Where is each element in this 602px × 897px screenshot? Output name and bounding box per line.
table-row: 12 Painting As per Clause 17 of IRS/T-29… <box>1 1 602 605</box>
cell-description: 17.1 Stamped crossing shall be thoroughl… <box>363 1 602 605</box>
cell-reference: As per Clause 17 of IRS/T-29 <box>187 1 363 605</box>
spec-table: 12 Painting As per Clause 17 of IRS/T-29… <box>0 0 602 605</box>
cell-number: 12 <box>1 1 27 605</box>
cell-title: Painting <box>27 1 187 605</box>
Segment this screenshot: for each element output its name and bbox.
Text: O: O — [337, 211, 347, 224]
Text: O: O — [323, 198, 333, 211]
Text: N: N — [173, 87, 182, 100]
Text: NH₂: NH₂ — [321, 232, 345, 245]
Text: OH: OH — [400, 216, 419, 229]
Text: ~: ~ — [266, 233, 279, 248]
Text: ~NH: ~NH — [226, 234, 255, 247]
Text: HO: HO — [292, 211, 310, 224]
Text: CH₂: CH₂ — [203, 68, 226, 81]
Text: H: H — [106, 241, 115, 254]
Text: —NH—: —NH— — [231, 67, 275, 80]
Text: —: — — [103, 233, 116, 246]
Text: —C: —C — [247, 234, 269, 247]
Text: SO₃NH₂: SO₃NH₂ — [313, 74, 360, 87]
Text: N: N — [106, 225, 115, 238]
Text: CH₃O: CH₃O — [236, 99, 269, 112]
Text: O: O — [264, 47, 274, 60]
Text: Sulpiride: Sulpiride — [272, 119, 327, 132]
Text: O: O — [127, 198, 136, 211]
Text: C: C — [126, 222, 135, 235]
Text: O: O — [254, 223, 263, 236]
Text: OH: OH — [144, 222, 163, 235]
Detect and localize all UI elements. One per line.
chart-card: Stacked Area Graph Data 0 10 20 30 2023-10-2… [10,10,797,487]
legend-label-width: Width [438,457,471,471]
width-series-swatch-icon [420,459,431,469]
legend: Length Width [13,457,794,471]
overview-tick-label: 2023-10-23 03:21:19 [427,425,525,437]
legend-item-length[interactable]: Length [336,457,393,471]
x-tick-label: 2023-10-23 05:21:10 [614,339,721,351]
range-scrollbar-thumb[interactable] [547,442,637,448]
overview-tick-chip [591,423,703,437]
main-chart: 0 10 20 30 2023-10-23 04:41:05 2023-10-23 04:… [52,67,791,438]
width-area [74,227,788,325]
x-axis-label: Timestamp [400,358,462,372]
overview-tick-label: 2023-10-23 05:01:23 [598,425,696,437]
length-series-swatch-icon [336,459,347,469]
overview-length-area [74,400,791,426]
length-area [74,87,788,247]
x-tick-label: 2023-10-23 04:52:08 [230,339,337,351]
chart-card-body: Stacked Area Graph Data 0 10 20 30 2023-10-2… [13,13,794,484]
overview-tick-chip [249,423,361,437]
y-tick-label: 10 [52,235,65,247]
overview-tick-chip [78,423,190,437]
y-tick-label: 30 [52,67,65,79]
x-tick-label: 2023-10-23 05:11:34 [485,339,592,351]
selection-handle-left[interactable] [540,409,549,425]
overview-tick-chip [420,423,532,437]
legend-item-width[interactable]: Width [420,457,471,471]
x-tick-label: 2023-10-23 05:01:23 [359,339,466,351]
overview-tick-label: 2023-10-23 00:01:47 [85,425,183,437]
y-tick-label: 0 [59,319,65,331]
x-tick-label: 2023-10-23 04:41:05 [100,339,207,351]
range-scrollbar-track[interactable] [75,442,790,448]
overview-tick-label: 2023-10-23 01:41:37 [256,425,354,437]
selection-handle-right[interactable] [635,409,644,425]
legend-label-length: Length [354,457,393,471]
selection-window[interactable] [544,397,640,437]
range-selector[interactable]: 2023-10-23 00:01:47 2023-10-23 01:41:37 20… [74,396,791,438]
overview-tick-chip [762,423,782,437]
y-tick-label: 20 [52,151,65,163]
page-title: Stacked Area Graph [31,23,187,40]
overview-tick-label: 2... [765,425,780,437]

GIVEN TASK – Copy verbatim every line from the very first one down through the line that contains "overview-tick-chip [591,423,703,437]", including that line.

ANSWER TO THIS TASK –
Where is each element in this 602px × 897px screenshot? Output name and bounding box per line.
table-row: 12 Painting As per Clause 17 of IRS/T-29… <box>1 1 602 605</box>
cell-description: 17.1 Stamped crossing shall be thoroughl… <box>363 1 602 605</box>
cell-reference: As per Clause 17 of IRS/T-29 <box>187 1 363 605</box>
spec-table: 12 Painting As per Clause 17 of IRS/T-29… <box>0 0 602 605</box>
cell-number: 12 <box>1 1 27 605</box>
cell-title: Painting <box>27 1 187 605</box>
Segment this screenshot: for each element output its name and bbox.
Text: O: O — [337, 211, 347, 224]
Text: O: O — [323, 198, 333, 211]
Text: N: N — [173, 87, 182, 100]
Text: NH₂: NH₂ — [321, 232, 345, 245]
Text: OH: OH — [400, 216, 419, 229]
Text: ~: ~ — [266, 233, 279, 248]
Text: ~NH: ~NH — [226, 234, 255, 247]
Text: HO: HO — [292, 211, 310, 224]
Text: CH₂: CH₂ — [203, 68, 226, 81]
Text: H: H — [106, 241, 115, 254]
Text: —NH—: —NH— — [231, 67, 275, 80]
Text: —: — — [103, 233, 116, 246]
Text: —C: —C — [247, 234, 269, 247]
Text: SO₃NH₂: SO₃NH₂ — [313, 74, 360, 87]
Text: N: N — [106, 225, 115, 238]
Text: CH₃O: CH₃O — [236, 99, 269, 112]
Text: O: O — [264, 47, 274, 60]
Text: Sulpiride: Sulpiride — [272, 119, 327, 132]
Text: O: O — [127, 198, 136, 211]
Text: C: C — [126, 222, 135, 235]
Text: O: O — [254, 223, 263, 236]
Text: OH: OH — [144, 222, 163, 235]
Detect and localize all UI elements. One per line.
chart-card: Stacked Area Graph Data 0 10 20 30 2023-10-2… [10,10,797,487]
legend-label-width: Width [438,457,471,471]
width-series-swatch-icon [420,459,431,469]
legend: Length Width [13,457,794,471]
overview-tick-label: 2023-10-23 03:21:19 [427,425,525,437]
legend-item-length[interactable]: Length [336,457,393,471]
x-tick-label: 2023-10-23 05:21:10 [614,339,721,351]
range-scrollbar-thumb[interactable] [547,442,637,448]
overview-tick-chip [591,423,703,437]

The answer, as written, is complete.